The listing must be reproduced in full, exactly as it stands.

# # #

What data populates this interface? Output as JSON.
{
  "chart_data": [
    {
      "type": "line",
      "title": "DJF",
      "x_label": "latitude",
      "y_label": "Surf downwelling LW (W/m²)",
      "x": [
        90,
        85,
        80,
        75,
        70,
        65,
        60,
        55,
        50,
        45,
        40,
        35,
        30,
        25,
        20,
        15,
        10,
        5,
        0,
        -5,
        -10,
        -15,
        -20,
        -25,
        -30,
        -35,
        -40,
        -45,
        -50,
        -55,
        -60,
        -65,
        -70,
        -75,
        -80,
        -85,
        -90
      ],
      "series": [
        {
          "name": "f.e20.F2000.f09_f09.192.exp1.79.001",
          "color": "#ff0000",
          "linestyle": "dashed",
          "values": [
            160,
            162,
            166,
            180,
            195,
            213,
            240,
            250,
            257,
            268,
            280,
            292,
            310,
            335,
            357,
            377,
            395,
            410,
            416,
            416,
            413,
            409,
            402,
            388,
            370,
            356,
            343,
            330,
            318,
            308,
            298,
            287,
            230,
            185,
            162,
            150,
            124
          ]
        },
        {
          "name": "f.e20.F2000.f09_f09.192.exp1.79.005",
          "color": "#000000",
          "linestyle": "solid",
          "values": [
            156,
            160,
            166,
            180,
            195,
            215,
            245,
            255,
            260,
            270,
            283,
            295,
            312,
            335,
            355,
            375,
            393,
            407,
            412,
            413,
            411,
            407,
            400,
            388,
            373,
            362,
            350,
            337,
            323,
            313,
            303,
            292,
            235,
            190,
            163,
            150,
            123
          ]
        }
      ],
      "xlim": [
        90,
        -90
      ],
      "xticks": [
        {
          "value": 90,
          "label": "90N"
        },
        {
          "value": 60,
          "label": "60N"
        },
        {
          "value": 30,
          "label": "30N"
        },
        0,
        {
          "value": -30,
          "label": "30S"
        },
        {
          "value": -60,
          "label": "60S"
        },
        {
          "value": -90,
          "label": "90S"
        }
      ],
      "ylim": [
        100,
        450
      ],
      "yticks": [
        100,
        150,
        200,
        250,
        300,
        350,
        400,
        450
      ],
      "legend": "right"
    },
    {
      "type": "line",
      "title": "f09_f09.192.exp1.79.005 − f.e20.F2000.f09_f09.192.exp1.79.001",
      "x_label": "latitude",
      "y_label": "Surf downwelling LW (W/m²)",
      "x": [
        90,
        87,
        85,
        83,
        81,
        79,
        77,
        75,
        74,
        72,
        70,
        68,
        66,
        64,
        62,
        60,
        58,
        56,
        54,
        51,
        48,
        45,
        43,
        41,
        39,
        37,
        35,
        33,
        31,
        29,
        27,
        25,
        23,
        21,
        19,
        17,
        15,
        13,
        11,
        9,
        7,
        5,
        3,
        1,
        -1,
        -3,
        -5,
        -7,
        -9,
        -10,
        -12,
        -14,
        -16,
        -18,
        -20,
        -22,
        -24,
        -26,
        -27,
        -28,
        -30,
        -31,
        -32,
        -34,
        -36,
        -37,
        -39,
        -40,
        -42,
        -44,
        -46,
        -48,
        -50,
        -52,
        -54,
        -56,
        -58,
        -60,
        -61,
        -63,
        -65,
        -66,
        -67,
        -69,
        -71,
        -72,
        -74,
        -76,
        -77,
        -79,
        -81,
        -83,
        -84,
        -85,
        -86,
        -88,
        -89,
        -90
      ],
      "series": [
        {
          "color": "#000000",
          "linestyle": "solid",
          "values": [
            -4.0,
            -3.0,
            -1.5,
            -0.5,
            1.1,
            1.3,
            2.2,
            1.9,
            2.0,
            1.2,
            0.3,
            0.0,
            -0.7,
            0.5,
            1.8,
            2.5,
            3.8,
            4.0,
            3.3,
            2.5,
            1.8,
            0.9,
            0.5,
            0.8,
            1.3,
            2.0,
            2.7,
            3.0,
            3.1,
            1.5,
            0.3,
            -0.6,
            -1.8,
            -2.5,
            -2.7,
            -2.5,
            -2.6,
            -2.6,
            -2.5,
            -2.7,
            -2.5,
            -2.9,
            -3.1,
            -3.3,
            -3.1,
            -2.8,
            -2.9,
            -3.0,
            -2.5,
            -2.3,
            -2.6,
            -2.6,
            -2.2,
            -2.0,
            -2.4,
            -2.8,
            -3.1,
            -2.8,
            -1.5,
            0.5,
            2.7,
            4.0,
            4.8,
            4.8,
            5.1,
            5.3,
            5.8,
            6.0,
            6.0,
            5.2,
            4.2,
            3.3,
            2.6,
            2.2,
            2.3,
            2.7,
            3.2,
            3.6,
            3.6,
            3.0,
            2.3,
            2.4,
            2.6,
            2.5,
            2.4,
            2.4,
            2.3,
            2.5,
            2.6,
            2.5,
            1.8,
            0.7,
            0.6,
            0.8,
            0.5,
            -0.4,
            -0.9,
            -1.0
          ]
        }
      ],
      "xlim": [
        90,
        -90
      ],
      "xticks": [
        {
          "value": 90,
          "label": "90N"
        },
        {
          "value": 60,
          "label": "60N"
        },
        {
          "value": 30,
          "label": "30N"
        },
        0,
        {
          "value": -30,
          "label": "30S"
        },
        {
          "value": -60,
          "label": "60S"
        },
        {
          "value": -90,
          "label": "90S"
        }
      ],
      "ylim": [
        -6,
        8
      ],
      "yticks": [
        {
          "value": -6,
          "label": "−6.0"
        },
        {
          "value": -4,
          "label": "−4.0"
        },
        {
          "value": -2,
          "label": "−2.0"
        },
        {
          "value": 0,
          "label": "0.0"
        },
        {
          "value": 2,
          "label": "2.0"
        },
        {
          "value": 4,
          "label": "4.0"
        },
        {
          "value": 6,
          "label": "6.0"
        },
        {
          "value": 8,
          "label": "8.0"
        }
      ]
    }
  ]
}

# # #

-- Solved exercise --
What data populates this interface? Output as JSON.
{
  "chart_data": [
    {
      "type": "line",
      "title": "DJF",
      "x_label": "latitude",
      "y_label": "Surf downwelling LW (W/m²)",
      "x": [
        90,
        85,
        80,
        75,
        70,
        65,
        60,
        55,
        50,
        45,
        40,
        35,
        30,
        25,
        20,
        15,
        10,
        5,
        0,
        -5,
        -10,
        -15,
        -20,
        -25,
        -30,
        -35,
        -40,
        -45,
        -50,
        -55,
        -60,
        -65,
        -70,
        -75,
        -80,
        -85,
        -90
      ],
      "series": [
        {
          "name": "f.e20.F2000.f09_f09.192.exp1.79.001",
          "color": "#ff0000",
          "linestyle": "dashed",
          "values": [
            160,
            162,
            166,
            180,
            195,
            213,
            240,
            250,
            257,
            268,
            280,
            292,
            310,
            335,
            357,
            377,
            395,
            410,
            416,
            416,
            413,
            409,
            402,
            388,
            370,
            356,
            343,
            330,
            318,
            308,
            298,
            287,
            230,
            185,
            162,
            150,
            124
          ]
        },
        {
          "name": "f.e20.F2000.f09_f09.192.exp1.79.005",
          "color": "#000000",
          "linestyle": "solid",
          "values": [
            156,
            160,
            166,
            180,
            195,
            215,
            245,
            255,
            260,
            270,
            283,
            295,
            312,
            335,
            355,
            375,
            393,
            407,
            412,
            413,
            411,
            407,
            400,
            388,
            373,
            362,
            350,
            337,
            323,
            313,
            303,
            292,
            235,
            190,
            163,
            150,
            123
          ]
        }
      ],
      "xlim": [
        90,
        -90
      ],
      "xticks": [
        {
          "value": 90,
          "label": "90N"
        },
        {
          "value": 60,
          "label": "60N"
        },
        {
          "value": 30,
          "label": "30N"
        },
        0,
        {
          "value": -30,
          "label": "30S"
        },
        {
          "value": -60,
          "label": "60S"
        },
        {
          "value": -90,
          "label": "90S"
        }
      ],
      "ylim": [
        100,
        450
      ],
      "yticks": [
        100,
        150,
        200,
        250,
        300,
        350,
        400,
        450
      ],
      "legend": "right"
    },
    {
      "type": "line",
      "title": "f09_f09.192.exp1.79.005 − f.e20.F2000.f09_f09.192.exp1.79.001",
      "x_label": "latitude",
      "y_label": "Surf downwelling LW (W/m²)",
      "x": [
        90,
        87,
        85,
        83,
        81,
        79,
        77,
        75,
        74,
        72,
        70,
        68,
        66,
        64,
        62,
        60,
        58,
        56,
        54,
        51,
        48,
        45,
        43,
        41,
        39,
        37,
        35,
        33,
        31,
        29,
        27,
        25,
        23,
        21,
        19,
        17,
        15,
        13,
        11,
        9,
        7,
        5,
        3,
        1,
        -1,
        -3,
        -5,
        -7,
        -9,
        -10,
        -12,
        -14,
        -16,
        -18,
        -20,
        -22,
        -24,
        -26,
        -27,
        -28,
        -30,
        -31,
        -32,
        -34,
        -36,
        -37,
        -39,
        -40,
        -42,
        -44,
        -46,
        -48,
        -50,
        -52,
        -54,
        -56,
        -58,
        -60,
        -61,
        -63,
        -65,
        -66,
        -67,
        -69,
        -71,
        -72,
        -74,
        -76,
        -77,
        -79,
        -81,
        -83,
        -84,
        -85,
        -86,
        -88,
        -89,
        -90
      ],
      "series": [
        {
          "color": "#000000",
          "linestyle": "solid",
          "values": [
            -4.0,
            -3.0,
            -1.5,
            -0.5,
            1.1,
            1.3,
            2.2,
            1.9,
            2.0,
            1.2,
            0.3,
            0.0,
            -0.7,
            0.5,
            1.8,
            2.5,
            3.8,
            4.0,
            3.3,
            2.5,
            1.8,
            0.9,
            0.5,
            0.8,
            1.3,
            2.0,
            2.7,
            3.0,
            3.1,
            1.5,
            0.3,
            -0.6,
            -1.8,
            -2.5,
            -2.7,
            -2.5,
            -2.6,
            -2.6,
            -2.5,
            -2.7,
            -2.5,
            -2.9,
            -3.1,
            -3.3,
            -3.1,
            -2.8,
            -2.9,
            -3.0,
            -2.5,
            -2.3,
            -2.6,
            -2.6,
            -2.2,
            -2.0,
            -2.4,
            -2.8,
            -3.1,
            -2.8,
            -1.5,
            0.5,
            2.7,
            4.0,
            4.8,
            4.8,
            5.1,
            5.3,
            5.8,
            6.0,
            6.0,
            5.2,
            4.2,
            3.3,
            2.6,
            2.2,
            2.3,
            2.7,
            3.2,
            3.6,
            3.6,
            3.0,
            2.3,
            2.4,
            2.6,
            2.5,
            2.4,
            2.4,
            2.3,
            2.5,
            2.6,
            2.5,
            1.8,
            0.7,
            0.6,
            0.8,
            0.5,
            -0.4,
            -0.9,
            -1.0
          ]
        }
      ],
      "xlim": [
        90,
        -90
      ],
      "xticks": [
        {
          "value": 90,
          "label": "90N"
        },
        {
          "value": 60,
          "label": "60N"
        },
        {
          "value": 30,
          "label": "30N"
        },
        0,
        {
          "value": -30,
          "label": "30S"
        },
        {
          "value": -60,
          "label": "60S"
        },
        {
          "value": -90,
          "label": "90S"
        }
      ],
      "ylim": [
        -6,
        8
      ],
      "yticks": [
        {
          "value": -6,
          "label": "−6.0"
        },
        {
          "value": -4,
          "label": "−4.0"
        },
        {
          "value": -2,
          "label": "−2.0"
        },
        {
          "value": 0,
          "label": "0.0"
        },
        {
          "value": 2,
          "label": "2.0"
        },
        {
          "value": 4,
          "label": "4.0"
        },
        {
          "value": 6,
          "label": "6.0"
        },
        {
          "value": 8,
          "label": "8.0"
        }
      ]
    }
  ]
}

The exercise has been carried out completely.